» Exercise instructions:
Look through the lines below and extract each one that contains "развитие".

╔══

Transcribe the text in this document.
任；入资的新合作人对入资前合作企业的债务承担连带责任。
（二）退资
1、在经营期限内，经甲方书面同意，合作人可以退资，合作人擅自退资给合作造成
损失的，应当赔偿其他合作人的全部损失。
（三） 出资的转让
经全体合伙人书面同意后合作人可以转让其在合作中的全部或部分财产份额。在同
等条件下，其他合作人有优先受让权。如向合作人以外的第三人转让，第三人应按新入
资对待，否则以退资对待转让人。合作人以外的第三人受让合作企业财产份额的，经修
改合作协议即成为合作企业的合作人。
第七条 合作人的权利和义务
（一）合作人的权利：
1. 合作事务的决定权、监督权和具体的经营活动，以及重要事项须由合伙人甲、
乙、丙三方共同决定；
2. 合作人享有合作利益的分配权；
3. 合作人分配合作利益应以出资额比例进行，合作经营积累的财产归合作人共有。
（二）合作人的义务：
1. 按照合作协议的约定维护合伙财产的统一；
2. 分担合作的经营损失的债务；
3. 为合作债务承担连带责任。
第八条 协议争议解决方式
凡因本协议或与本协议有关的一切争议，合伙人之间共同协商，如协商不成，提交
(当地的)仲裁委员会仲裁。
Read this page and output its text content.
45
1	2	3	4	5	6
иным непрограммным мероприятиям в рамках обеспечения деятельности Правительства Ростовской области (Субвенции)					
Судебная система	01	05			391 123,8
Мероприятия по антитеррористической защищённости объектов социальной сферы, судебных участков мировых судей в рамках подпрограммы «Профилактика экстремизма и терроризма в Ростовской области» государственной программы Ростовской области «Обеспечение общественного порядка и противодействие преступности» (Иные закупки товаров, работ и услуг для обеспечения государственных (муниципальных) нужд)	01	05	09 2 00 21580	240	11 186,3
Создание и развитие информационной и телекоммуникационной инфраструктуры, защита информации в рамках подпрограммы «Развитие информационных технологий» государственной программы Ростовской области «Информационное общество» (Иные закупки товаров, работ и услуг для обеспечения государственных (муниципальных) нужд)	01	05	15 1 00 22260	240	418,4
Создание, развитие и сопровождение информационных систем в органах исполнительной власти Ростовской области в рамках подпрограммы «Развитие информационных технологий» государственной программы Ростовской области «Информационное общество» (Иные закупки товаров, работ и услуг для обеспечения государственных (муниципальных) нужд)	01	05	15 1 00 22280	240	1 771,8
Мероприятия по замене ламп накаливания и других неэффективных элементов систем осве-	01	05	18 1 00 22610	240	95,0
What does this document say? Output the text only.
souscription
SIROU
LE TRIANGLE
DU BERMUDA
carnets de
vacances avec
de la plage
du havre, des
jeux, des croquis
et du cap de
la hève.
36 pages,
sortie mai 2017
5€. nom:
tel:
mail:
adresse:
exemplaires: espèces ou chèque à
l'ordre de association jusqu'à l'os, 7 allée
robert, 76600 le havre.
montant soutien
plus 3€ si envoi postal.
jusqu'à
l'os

╚══

» Solution for this exercise:
Создание и развитие информационной и телекоммуникационной инфраструктуры, защита информации в рамках подпрограммы «Развитие информационных технологий» государственной программы Ростовской области «Информационное общество» (Иные закупки товаров, работ и услуг для обеспечения государственных (муниципальных) нужд)	01	05	15 1 00 22260	240	418,4
Создание, развитие и сопровождение информационных систем в органах исполнительной власти Ростовской области в рамках подпрограммы «Развитие информационных технологий» государственной программы Ростовской области «Информационное общество» (Иные закупки товаров, работ и услуг для обеспечения государственных (муниципальных) нужд)	01	05	15 1 00 22280	240	1 771,8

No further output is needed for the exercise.